• _PROBLEM TO WORK ON_
Find all lines in the records that include the word "строилась", and copy them out.
┌────────
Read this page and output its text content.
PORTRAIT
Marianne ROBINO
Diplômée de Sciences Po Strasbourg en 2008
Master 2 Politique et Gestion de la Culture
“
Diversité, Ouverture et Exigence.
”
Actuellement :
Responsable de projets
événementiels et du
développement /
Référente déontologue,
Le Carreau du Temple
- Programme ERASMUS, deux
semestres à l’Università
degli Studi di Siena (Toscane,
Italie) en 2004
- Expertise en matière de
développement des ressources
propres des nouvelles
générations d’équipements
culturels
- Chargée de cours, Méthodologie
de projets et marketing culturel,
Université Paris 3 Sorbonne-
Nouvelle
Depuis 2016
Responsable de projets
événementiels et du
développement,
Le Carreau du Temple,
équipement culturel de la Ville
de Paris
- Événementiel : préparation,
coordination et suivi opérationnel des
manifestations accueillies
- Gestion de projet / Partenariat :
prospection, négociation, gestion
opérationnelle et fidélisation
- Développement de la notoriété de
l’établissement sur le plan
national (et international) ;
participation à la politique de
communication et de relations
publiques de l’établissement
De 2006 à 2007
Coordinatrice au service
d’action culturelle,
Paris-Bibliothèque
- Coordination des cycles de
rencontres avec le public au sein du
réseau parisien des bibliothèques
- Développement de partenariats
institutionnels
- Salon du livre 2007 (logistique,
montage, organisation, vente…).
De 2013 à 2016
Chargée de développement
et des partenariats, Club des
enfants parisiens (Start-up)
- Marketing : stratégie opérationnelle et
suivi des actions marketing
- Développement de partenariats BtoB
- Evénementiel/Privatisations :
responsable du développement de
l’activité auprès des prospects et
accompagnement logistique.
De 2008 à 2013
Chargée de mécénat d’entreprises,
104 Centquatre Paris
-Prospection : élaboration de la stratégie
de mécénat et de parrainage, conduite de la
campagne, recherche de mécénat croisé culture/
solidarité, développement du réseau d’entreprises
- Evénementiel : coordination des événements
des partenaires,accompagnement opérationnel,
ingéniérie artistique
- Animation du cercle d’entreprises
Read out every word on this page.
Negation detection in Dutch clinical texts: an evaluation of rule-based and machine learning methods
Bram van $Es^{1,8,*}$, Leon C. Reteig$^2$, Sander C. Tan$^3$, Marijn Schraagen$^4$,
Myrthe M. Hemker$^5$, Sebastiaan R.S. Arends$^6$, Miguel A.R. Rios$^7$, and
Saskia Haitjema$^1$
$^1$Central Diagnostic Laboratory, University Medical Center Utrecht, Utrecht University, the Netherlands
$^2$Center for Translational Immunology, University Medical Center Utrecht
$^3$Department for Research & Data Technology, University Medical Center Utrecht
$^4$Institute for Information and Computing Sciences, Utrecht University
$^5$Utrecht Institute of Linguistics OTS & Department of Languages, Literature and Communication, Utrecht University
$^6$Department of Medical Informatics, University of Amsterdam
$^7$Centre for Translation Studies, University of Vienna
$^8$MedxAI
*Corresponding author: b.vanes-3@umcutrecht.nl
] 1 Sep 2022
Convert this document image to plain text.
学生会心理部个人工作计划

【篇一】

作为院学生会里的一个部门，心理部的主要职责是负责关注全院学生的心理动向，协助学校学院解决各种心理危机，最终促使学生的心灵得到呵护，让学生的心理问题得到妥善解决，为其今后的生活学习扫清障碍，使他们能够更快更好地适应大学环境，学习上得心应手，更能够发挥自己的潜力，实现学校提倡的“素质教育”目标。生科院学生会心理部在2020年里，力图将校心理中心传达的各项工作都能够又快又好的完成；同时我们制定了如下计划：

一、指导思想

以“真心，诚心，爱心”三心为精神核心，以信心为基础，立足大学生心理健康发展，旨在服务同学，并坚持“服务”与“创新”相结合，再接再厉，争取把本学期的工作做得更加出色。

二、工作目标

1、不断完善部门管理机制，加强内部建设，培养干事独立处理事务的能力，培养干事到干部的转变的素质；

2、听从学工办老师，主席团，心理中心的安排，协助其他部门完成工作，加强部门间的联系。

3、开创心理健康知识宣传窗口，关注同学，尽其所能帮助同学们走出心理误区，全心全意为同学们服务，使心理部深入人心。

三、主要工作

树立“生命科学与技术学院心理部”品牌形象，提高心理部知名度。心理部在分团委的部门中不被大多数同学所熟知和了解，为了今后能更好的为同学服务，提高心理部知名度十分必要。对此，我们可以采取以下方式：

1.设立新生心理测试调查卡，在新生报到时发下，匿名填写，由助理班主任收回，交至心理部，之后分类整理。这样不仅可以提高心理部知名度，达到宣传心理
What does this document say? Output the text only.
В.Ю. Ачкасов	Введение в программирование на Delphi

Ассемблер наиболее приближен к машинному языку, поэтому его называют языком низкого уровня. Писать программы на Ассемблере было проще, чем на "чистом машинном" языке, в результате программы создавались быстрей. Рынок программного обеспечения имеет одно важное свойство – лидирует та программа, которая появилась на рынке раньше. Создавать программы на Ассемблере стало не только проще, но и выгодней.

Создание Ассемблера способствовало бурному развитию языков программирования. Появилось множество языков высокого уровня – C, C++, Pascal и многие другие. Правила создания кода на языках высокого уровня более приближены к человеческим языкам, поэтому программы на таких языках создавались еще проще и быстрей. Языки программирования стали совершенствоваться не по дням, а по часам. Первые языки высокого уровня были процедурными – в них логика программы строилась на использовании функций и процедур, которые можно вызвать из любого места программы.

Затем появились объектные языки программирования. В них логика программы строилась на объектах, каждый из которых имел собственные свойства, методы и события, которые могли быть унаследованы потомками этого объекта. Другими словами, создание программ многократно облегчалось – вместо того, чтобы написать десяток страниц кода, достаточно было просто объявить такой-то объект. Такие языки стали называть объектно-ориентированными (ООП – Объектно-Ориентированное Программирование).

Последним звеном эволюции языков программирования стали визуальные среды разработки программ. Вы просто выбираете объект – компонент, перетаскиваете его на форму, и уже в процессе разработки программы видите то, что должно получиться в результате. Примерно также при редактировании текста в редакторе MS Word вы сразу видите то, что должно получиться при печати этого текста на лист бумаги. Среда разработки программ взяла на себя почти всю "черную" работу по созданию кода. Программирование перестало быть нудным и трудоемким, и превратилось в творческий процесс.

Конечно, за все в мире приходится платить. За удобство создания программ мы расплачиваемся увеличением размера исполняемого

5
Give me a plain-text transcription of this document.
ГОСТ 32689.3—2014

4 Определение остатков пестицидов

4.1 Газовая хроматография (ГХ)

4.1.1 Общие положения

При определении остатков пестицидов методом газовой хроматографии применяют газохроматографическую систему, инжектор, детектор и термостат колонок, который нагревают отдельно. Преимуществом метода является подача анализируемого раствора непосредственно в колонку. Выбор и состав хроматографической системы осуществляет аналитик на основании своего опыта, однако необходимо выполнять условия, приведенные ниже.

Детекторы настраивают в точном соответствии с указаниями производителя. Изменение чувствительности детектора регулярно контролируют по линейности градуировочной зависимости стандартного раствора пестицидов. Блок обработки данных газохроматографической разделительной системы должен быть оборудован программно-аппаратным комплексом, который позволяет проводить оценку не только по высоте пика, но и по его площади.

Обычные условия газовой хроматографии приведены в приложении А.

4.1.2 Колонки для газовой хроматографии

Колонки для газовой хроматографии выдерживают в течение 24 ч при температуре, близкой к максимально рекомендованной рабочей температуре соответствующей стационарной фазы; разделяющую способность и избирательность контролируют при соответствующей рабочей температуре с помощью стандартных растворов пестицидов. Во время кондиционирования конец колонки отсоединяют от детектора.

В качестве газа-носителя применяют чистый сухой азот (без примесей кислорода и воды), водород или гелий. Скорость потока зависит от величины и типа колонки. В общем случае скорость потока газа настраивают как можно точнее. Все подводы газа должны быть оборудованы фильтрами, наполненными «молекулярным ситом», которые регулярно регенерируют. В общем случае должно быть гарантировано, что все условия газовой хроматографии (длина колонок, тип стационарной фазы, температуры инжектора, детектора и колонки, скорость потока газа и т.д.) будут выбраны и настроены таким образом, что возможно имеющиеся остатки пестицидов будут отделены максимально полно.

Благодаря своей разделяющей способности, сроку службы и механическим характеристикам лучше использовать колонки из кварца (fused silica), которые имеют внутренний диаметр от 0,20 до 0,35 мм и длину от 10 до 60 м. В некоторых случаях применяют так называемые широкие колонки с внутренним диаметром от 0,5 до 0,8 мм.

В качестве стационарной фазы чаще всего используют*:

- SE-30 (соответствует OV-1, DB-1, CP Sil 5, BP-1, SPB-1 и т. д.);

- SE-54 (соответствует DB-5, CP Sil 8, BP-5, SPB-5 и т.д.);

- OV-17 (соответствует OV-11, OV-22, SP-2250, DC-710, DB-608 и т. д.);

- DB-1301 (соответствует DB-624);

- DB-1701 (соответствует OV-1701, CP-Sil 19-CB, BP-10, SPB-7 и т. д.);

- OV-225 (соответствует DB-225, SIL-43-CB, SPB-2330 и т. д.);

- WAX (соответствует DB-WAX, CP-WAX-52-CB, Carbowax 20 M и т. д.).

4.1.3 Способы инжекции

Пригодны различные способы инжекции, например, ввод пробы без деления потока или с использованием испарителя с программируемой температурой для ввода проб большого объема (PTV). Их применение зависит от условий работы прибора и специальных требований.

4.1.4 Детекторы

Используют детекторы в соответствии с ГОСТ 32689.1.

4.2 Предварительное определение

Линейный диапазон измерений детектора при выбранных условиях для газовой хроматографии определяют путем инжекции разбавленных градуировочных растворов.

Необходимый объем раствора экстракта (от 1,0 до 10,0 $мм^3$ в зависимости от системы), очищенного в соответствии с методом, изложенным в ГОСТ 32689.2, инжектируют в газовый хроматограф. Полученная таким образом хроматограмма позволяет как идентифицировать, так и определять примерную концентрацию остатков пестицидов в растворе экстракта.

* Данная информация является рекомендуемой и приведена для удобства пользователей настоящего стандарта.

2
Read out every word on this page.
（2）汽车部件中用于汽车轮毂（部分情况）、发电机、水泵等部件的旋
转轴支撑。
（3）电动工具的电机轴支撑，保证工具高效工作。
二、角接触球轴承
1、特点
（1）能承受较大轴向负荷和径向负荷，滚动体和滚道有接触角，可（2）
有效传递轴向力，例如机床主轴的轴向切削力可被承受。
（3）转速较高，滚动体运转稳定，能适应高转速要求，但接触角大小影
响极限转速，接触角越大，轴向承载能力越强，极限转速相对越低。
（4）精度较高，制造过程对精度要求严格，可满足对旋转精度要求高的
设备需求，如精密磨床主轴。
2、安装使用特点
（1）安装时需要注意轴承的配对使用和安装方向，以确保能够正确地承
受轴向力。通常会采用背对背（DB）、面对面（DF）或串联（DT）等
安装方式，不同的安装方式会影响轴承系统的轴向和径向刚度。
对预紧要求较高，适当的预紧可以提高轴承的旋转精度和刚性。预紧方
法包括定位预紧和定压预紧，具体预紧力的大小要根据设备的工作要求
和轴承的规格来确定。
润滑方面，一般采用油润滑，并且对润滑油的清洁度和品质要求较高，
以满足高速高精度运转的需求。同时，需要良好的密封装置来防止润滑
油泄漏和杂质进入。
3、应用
└────────
• _THE RESPONSE_
Создание Ассемблера способствовало бурному развитию языков программирования. Появилось множество языков высокого уровня – C, C++, Pascal и многие другие. Правила создания кода на языках высокого уровня более приближены к человеческим языкам, поэтому программы на таких языках создавались еще проще и быстрей. Языки программирования стали совершенствоваться не по дням, а по часам. Первые языки высокого уровня были процедурными – в них логика программы строилась на использовании функций и процедур, которые можно вызвать из любого места программы.
Затем появились объектные языки программирования. В них логика программы строилась на объектах, каждый из которых имел собственные свойства, методы и события, которые могли быть унаследованы потомками этого объекта. Другими словами, создание программ многократно облегчалось – вместо того, чтобы написать десяток страниц кода, достаточно было просто объявить такой-то объект. Такие языки стали называть объектно-ориентированными (ООП – Объектно-Ориентированное Программирование).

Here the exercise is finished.